### Instructions for the task
Count the lines containing "background". Give the number alone.

### Raw records

◇ ◇ ◇

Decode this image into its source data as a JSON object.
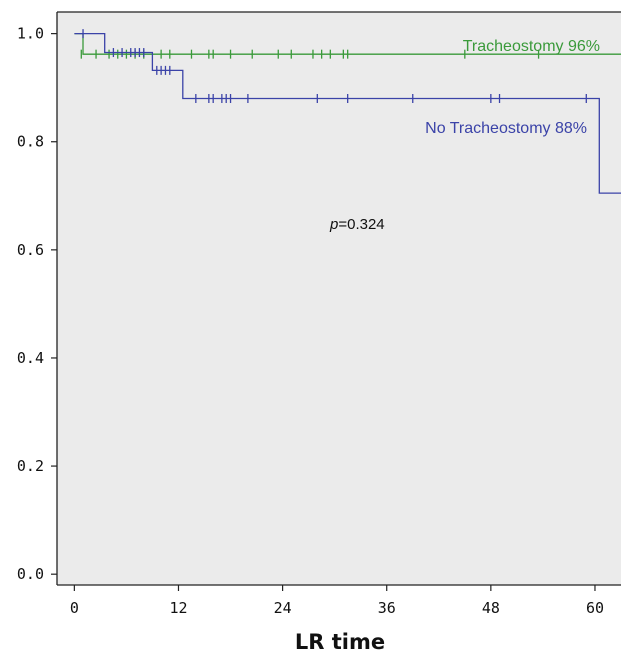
{
  "chart_data": {
    "type": "line",
    "subtype": "kaplan-meier",
    "title": "",
    "xlabel": "LR time",
    "ylabel": "",
    "xlim": [
      -2,
      63
    ],
    "ylim": [
      -0.02,
      1.04
    ],
    "xticks": [
      0,
      12,
      24,
      36,
      48,
      60
    ],
    "yticks": [
      0.0,
      0.2,
      0.4,
      0.6,
      0.8,
      1.0
    ],
    "xtick_labels": [
      "0",
      "12",
      "24",
      "36",
      "48",
      "60"
    ],
    "ytick_labels": [
      "0.0",
      "0.2",
      "0.4",
      "0.6",
      "0.8",
      "1.0"
    ],
    "grid": false,
    "background": "#ebebeb",
    "annotation": {
      "italic": "p",
      "text": "=0.324"
    },
    "series": [
      {
        "name": "Tracheostomy",
        "label": "Tracheostomy 96%",
        "color": "#3a9a3a",
        "steps": [
          [
            0,
            1.0
          ],
          [
            1,
            1.0
          ],
          [
            1,
            0.962
          ],
          [
            63,
            0.962
          ]
        ],
        "censored": [
          [
            0.8,
            0.962
          ],
          [
            2.5,
            0.962
          ],
          [
            4,
            0.962
          ],
          [
            5,
            0.962
          ],
          [
            6,
            0.962
          ],
          [
            7,
            0.962
          ],
          [
            8,
            0.962
          ],
          [
            10,
            0.962
          ],
          [
            11,
            0.962
          ],
          [
            13.5,
            0.962
          ],
          [
            15.5,
            0.962
          ],
          [
            16,
            0.962
          ],
          [
            18,
            0.962
          ],
          [
            20.5,
            0.962
          ],
          [
            23.5,
            0.962
          ],
          [
            25,
            0.962
          ],
          [
            27.5,
            0.962
          ],
          [
            28.5,
            0.962
          ],
          [
            29.5,
            0.962
          ],
          [
            31,
            0.962
          ],
          [
            31.5,
            0.962
          ],
          [
            45,
            0.962
          ],
          [
            53.5,
            0.962
          ]
        ]
      },
      {
        "name": "No Tracheostomy",
        "label": "No Tracheostomy 88%",
        "color": "#3b43a8",
        "steps": [
          [
            0,
            1.0
          ],
          [
            3.5,
            1.0
          ],
          [
            3.5,
            0.965
          ],
          [
            9,
            0.965
          ],
          [
            9,
            0.932
          ],
          [
            12.5,
            0.932
          ],
          [
            12.5,
            0.88
          ],
          [
            60.5,
            0.88
          ],
          [
            60.5,
            0.705
          ],
          [
            63,
            0.705
          ]
        ],
        "censored": [
          [
            1,
            1.0
          ],
          [
            4.5,
            0.965
          ],
          [
            5.5,
            0.965
          ],
          [
            6.5,
            0.965
          ],
          [
            7,
            0.965
          ],
          [
            7.5,
            0.965
          ],
          [
            8,
            0.965
          ],
          [
            9.5,
            0.932
          ],
          [
            10,
            0.932
          ],
          [
            10.5,
            0.932
          ],
          [
            11,
            0.932
          ],
          [
            14,
            0.88
          ],
          [
            15.5,
            0.88
          ],
          [
            16,
            0.88
          ],
          [
            17,
            0.88
          ],
          [
            17.5,
            0.88
          ],
          [
            18,
            0.88
          ],
          [
            20,
            0.88
          ],
          [
            28,
            0.88
          ],
          [
            31.5,
            0.88
          ],
          [
            39,
            0.88
          ],
          [
            48,
            0.88
          ],
          [
            49,
            0.88
          ],
          [
            59,
            0.88
          ]
        ]
      }
    ]
  }
}
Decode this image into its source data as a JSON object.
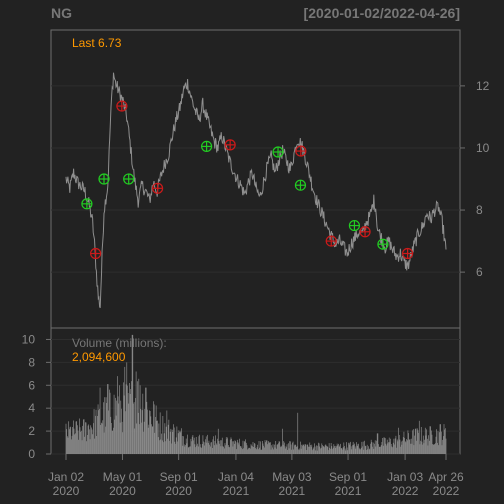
{
  "chart_data": {
    "type": "line",
    "symbol": "NG",
    "date_range_label": "[2020-01-02/2022-04-26]",
    "last_label": "Last 6.73",
    "price_ylim": [
      4.2,
      13.8
    ],
    "price_ticks": [
      "6",
      "8",
      "10",
      "12"
    ],
    "price_tick_values": [
      6,
      8,
      10,
      12
    ],
    "x_ticks": [
      {
        "line1": "Jan 02",
        "line2": "2020",
        "t": 0
      },
      {
        "line1": "May 01",
        "line2": "2020",
        "t": 0.1486
      },
      {
        "line1": "Sep 01",
        "line2": "2020",
        "t": 0.2964
      },
      {
        "line1": "Jan 04",
        "line2": "2021",
        "t": 0.4472
      },
      {
        "line1": "May 03",
        "line2": "2021",
        "t": 0.5944
      },
      {
        "line1": "Sep 01",
        "line2": "2021",
        "t": 0.7422
      },
      {
        "line1": "Jan 03",
        "line2": "2022",
        "t": 0.8924
      },
      {
        "line1": "Apr 26",
        "line2": "2022",
        "t": 1.0
      }
    ],
    "price_series": [
      [
        0,
        9.0
      ],
      [
        0.01,
        8.7
      ],
      [
        0.02,
        9.2
      ],
      [
        0.03,
        8.9
      ],
      [
        0.05,
        8.6
      ],
      [
        0.06,
        8.2
      ],
      [
        0.07,
        7.6
      ],
      [
        0.075,
        6.9
      ],
      [
        0.08,
        6.0
      ],
      [
        0.085,
        5.2
      ],
      [
        0.09,
        4.9
      ],
      [
        0.095,
        6.5
      ],
      [
        0.1,
        8.0
      ],
      [
        0.11,
        8.8
      ],
      [
        0.115,
        10.3
      ],
      [
        0.12,
        11.6
      ],
      [
        0.125,
        12.4
      ],
      [
        0.13,
        12.1
      ],
      [
        0.14,
        11.8
      ],
      [
        0.15,
        11.5
      ],
      [
        0.16,
        11.0
      ],
      [
        0.17,
        10.0
      ],
      [
        0.18,
        9.0
      ],
      [
        0.19,
        8.3
      ],
      [
        0.2,
        8.8
      ],
      [
        0.21,
        8.6
      ],
      [
        0.22,
        8.3
      ],
      [
        0.23,
        8.9
      ],
      [
        0.24,
        8.6
      ],
      [
        0.25,
        9.1
      ],
      [
        0.26,
        9.5
      ],
      [
        0.27,
        9.8
      ],
      [
        0.28,
        10.4
      ],
      [
        0.29,
        10.9
      ],
      [
        0.3,
        11.3
      ],
      [
        0.31,
        11.9
      ],
      [
        0.32,
        12.1
      ],
      [
        0.33,
        11.6
      ],
      [
        0.34,
        11.2
      ],
      [
        0.35,
        10.9
      ],
      [
        0.36,
        11.4
      ],
      [
        0.37,
        11.0
      ],
      [
        0.38,
        10.6
      ],
      [
        0.39,
        10.2
      ],
      [
        0.4,
        10.0
      ],
      [
        0.41,
        10.4
      ],
      [
        0.42,
        10.0
      ],
      [
        0.43,
        9.6
      ],
      [
        0.44,
        9.3
      ],
      [
        0.45,
        9.0
      ],
      [
        0.46,
        8.8
      ],
      [
        0.47,
        8.5
      ],
      [
        0.48,
        8.9
      ],
      [
        0.49,
        9.2
      ],
      [
        0.5,
        8.7
      ],
      [
        0.51,
        8.4
      ],
      [
        0.52,
        8.9
      ],
      [
        0.53,
        9.4
      ],
      [
        0.54,
        9.7
      ],
      [
        0.55,
        9.2
      ],
      [
        0.56,
        9.6
      ],
      [
        0.57,
        9.9
      ],
      [
        0.58,
        9.6
      ],
      [
        0.59,
        9.3
      ],
      [
        0.6,
        9.8
      ],
      [
        0.61,
        10.3
      ],
      [
        0.62,
        10.1
      ],
      [
        0.63,
        9.7
      ],
      [
        0.64,
        9.2
      ],
      [
        0.65,
        8.7
      ],
      [
        0.66,
        8.3
      ],
      [
        0.67,
        8.0
      ],
      [
        0.68,
        7.7
      ],
      [
        0.69,
        7.4
      ],
      [
        0.7,
        7.1
      ],
      [
        0.71,
        6.9
      ],
      [
        0.72,
        7.0
      ],
      [
        0.73,
        6.8
      ],
      [
        0.74,
        6.6
      ],
      [
        0.75,
        6.9
      ],
      [
        0.76,
        7.1
      ],
      [
        0.77,
        7.3
      ],
      [
        0.78,
        7.2
      ],
      [
        0.79,
        7.6
      ],
      [
        0.8,
        7.8
      ],
      [
        0.81,
        8.3
      ],
      [
        0.815,
        8.1
      ],
      [
        0.82,
        7.4
      ],
      [
        0.83,
        7.1
      ],
      [
        0.84,
        6.8
      ],
      [
        0.85,
        7.0
      ],
      [
        0.86,
        6.7
      ],
      [
        0.87,
        6.5
      ],
      [
        0.88,
        6.6
      ],
      [
        0.89,
        6.3
      ],
      [
        0.9,
        6.2
      ],
      [
        0.91,
        6.6
      ],
      [
        0.92,
        7.0
      ],
      [
        0.93,
        7.3
      ],
      [
        0.94,
        7.5
      ],
      [
        0.95,
        7.9
      ],
      [
        0.96,
        7.7
      ],
      [
        0.97,
        8.0
      ],
      [
        0.98,
        8.1
      ],
      [
        0.99,
        7.6
      ],
      [
        1.0,
        6.73
      ]
    ],
    "buy_markers": [
      [
        0.055,
        8.2
      ],
      [
        0.1,
        9.0
      ],
      [
        0.165,
        9.0
      ],
      [
        0.37,
        10.05
      ],
      [
        0.558,
        9.87
      ],
      [
        0.617,
        8.8
      ],
      [
        0.759,
        7.5
      ],
      [
        0.834,
        6.9
      ]
    ],
    "sell_markers": [
      [
        0.078,
        6.6
      ],
      [
        0.147,
        11.35
      ],
      [
        0.241,
        8.7
      ],
      [
        0.432,
        10.1
      ],
      [
        0.618,
        9.9
      ],
      [
        0.698,
        7.0
      ],
      [
        0.787,
        7.3
      ],
      [
        0.899,
        6.6
      ]
    ],
    "volume_label": "Volume (millions):",
    "volume_value": "2,094,600",
    "volume_ylim": [
      0,
      11
    ],
    "volume_ticks": [
      "0",
      "2",
      "4",
      "6",
      "8",
      "10"
    ],
    "volume_tick_values": [
      0,
      2,
      4,
      6,
      8,
      10
    ],
    "volume_profile": [
      [
        0,
        2.3
      ],
      [
        0.05,
        2.6
      ],
      [
        0.09,
        3.8
      ],
      [
        0.12,
        4.8
      ],
      [
        0.16,
        5.2
      ],
      [
        0.19,
        6.0
      ],
      [
        0.22,
        4.3
      ],
      [
        0.25,
        3.0
      ],
      [
        0.29,
        2.2
      ],
      [
        0.33,
        1.5
      ],
      [
        0.4,
        1.3
      ],
      [
        0.5,
        1.0
      ],
      [
        0.6,
        0.9
      ],
      [
        0.7,
        0.8
      ],
      [
        0.8,
        1.0
      ],
      [
        0.86,
        1.3
      ],
      [
        0.92,
        1.9
      ],
      [
        0.96,
        2.0
      ],
      [
        1.0,
        2.2
      ]
    ],
    "volume_peaks": [
      [
        0.09,
        5.8
      ],
      [
        0.11,
        6.1
      ],
      [
        0.135,
        6.8
      ],
      [
        0.155,
        7.6
      ],
      [
        0.16,
        8.0
      ],
      [
        0.175,
        10.4
      ],
      [
        0.185,
        7.2
      ],
      [
        0.195,
        6.0
      ],
      [
        0.21,
        5.8
      ],
      [
        0.23,
        4.6
      ],
      [
        0.265,
        3.8
      ],
      [
        0.4,
        2.2
      ],
      [
        0.57,
        2.2
      ],
      [
        0.61,
        3.6
      ],
      [
        0.82,
        1.8
      ],
      [
        0.875,
        2.3
      ],
      [
        0.93,
        2.9
      ],
      [
        0.985,
        2.6
      ]
    ],
    "colors": {
      "background": "#222222",
      "panel_border": "#6e6e6e",
      "grid": "#2e2e2e",
      "price_line": "#8f8f8f",
      "volume": "#8a8a8a",
      "axis_text": "#8a8a8a",
      "title": "#777777",
      "accent": "#ff9900",
      "buy": "#22cc22",
      "sell": "#cc1a1a"
    }
  }
}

◇ ◇ ◇

### Task output
2